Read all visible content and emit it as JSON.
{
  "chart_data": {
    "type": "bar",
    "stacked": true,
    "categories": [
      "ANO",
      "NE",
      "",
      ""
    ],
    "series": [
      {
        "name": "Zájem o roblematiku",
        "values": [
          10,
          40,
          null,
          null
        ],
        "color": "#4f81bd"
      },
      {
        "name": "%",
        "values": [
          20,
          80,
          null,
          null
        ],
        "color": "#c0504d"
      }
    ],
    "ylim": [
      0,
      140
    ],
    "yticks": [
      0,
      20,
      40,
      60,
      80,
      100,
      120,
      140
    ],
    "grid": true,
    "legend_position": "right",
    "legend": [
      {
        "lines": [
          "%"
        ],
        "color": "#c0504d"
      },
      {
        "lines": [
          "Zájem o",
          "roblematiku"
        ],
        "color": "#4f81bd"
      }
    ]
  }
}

+-------+

Exercise:
Send back all of the entries exactly, with nothing missing.

Answer to the problem:
Read all visible content and emit it as JSON.
{
  "chart_data": {
    "type": "bar",
    "stacked": true,
    "categories": [
      "ANO",
      "NE",
      "",
      ""
    ],
    "series": [
      {
        "name": "Zájem o roblematiku",
        "values": [
          10,
          40,
          null,
          null
        ],
        "color": "#4f81bd"
      },
      {
        "name": "%",
        "values": [
          20,
          80,
          null,
          null
        ],
        "color": "#c0504d"
      }
    ],
    "ylim": [
      0,
      140
    ],
    "yticks": [
      0,
      20,
      40,
      60,
      80,
      100,
      120,
      140
    ],
    "grid": true,
    "legend_position": "right",
    "legend": [
      {
        "lines": [
          "%"
        ],
        "color": "#c0504d"
      },
      {
        "lines": [
          "Zájem o",
          "roblematiku"
        ],
        "color": "#4f81bd"
      }
    ]
  }
}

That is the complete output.